» **What to do**
Copy, from the entries below, each line in which the string "package" appears.

» **Information provided**
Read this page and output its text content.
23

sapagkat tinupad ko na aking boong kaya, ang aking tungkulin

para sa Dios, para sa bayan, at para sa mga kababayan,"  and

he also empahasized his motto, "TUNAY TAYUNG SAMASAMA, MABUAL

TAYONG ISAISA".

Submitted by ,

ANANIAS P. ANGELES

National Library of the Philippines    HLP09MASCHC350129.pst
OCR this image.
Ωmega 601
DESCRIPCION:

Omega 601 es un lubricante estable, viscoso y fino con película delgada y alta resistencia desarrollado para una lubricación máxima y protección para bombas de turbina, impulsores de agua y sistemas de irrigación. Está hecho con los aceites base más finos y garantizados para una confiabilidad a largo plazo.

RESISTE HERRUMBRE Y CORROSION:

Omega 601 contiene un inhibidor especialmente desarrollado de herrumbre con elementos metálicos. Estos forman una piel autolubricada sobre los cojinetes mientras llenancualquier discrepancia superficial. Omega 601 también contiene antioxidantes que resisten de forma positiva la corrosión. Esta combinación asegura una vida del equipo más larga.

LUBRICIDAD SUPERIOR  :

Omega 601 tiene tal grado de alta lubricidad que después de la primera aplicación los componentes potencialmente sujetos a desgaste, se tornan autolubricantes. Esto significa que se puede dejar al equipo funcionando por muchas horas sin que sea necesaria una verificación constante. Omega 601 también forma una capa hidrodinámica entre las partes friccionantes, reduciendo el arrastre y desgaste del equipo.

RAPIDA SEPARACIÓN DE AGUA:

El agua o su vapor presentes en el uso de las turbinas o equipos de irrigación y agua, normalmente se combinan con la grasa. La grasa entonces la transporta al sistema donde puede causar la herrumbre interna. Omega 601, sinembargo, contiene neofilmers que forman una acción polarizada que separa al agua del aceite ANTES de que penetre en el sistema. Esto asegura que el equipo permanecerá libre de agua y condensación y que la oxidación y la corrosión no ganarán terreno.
--
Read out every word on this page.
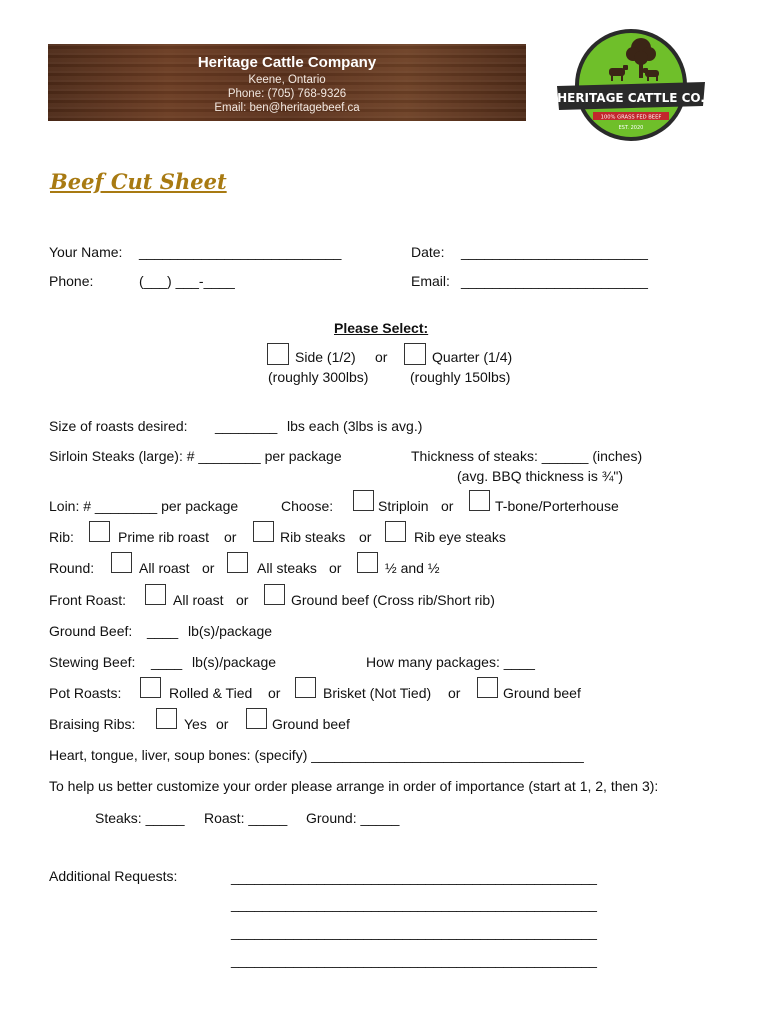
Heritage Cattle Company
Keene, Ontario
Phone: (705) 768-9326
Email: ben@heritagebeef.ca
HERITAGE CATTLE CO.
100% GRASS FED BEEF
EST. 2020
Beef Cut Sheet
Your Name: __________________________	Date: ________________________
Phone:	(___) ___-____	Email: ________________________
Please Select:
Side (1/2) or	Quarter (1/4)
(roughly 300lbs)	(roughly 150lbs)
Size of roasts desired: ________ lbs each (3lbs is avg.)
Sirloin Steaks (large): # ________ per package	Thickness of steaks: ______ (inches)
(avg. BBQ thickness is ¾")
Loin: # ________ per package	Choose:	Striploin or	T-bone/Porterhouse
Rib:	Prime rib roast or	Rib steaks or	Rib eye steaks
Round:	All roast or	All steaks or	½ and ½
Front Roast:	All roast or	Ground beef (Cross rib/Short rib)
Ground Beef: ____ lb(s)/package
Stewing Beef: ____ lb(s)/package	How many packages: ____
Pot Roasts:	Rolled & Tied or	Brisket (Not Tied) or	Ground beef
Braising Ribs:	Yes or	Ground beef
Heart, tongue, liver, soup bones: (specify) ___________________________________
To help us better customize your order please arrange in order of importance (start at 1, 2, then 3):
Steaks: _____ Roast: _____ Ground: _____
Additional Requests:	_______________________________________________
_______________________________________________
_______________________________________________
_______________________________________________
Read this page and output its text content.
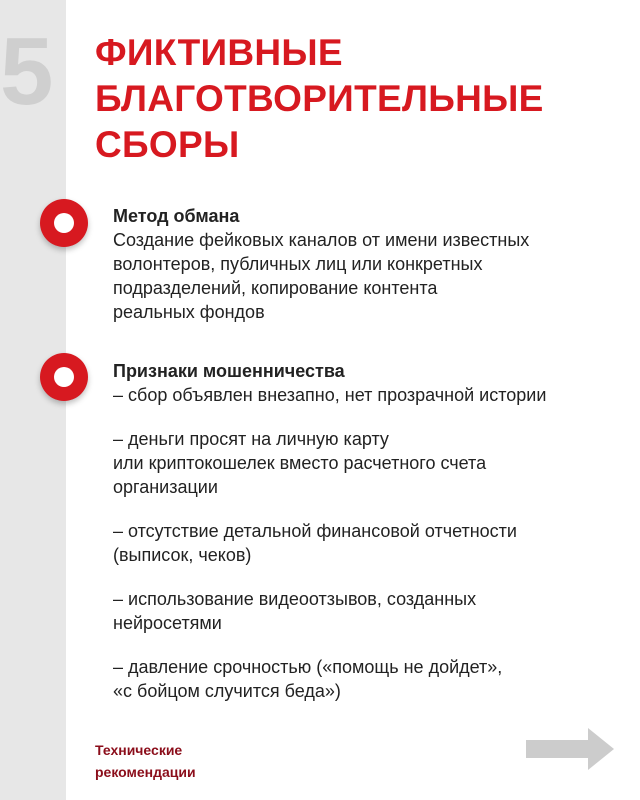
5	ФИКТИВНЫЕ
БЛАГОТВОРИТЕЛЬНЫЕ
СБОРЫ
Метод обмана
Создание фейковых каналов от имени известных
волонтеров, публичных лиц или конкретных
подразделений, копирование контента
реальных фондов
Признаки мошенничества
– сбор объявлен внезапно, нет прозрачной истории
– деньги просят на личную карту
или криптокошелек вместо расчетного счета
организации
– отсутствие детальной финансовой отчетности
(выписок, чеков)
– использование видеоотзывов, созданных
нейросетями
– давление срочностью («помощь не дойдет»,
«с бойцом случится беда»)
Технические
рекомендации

» **The solution**
Sirloin Steaks (large): # ________ per package	Thickness of steaks: ______ (inches)
Loin: # ________ per package	Choose:	Striploin or	T-bone/Porterhouse
Ground Beef: ____ lb(s)/package
Stewing Beef: ____ lb(s)/package	How many packages: ____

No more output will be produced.